**Exercise goal**
Copy every line with the string "value" in it.

**Data in this exercise**

## START

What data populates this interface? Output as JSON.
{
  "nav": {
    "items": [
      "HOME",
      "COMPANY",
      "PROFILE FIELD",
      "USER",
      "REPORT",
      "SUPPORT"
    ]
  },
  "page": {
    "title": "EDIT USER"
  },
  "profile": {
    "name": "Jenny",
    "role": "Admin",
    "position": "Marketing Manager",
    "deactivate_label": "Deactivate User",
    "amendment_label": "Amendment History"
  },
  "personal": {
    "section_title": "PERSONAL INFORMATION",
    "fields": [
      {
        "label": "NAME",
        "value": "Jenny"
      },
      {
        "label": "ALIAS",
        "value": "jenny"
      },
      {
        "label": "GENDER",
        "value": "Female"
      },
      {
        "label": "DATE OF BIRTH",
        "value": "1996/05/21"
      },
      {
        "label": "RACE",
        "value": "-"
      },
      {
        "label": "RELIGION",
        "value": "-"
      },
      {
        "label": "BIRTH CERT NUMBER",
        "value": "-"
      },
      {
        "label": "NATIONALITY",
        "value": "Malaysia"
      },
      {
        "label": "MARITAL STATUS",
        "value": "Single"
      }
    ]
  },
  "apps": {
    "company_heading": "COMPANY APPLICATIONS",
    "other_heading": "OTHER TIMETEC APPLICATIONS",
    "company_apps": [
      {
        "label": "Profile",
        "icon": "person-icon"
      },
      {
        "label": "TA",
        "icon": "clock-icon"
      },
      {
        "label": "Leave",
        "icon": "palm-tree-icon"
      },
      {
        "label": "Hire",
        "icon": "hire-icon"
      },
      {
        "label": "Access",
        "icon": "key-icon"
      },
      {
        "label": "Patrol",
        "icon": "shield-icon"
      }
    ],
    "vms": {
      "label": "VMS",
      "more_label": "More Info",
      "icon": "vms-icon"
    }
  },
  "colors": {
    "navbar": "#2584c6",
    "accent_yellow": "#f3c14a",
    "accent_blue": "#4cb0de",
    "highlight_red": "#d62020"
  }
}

## END
## START

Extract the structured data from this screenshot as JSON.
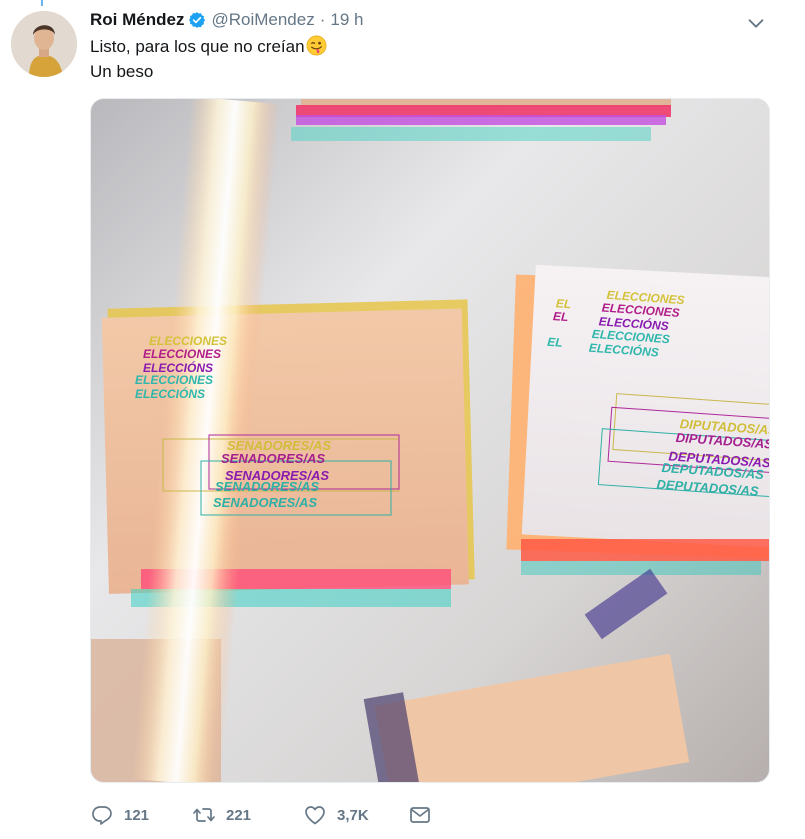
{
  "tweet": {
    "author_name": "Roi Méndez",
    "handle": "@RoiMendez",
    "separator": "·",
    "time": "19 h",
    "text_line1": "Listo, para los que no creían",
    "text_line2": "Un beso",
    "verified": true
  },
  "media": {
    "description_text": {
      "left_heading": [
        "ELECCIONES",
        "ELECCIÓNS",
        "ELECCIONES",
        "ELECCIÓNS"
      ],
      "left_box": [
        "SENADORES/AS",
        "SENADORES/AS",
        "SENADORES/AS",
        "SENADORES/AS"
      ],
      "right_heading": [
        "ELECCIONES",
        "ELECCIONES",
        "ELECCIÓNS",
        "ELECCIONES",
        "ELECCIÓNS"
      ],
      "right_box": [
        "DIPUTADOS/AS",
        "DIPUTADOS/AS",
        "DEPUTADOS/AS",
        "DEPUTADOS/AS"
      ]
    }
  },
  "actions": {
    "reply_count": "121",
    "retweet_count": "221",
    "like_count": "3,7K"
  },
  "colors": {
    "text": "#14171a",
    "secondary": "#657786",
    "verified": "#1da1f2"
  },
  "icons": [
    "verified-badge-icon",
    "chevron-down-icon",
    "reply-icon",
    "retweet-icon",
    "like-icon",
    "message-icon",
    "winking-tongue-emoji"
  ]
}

## END

**Task answer**
        "value": "Jenny"
        "value": "jenny"
        "value": "Female"
        "value": "1996/05/21"
        "value": "-"
        "value": "-"
        "value": "-"
        "value": "Malaysia"
        "value": "Single"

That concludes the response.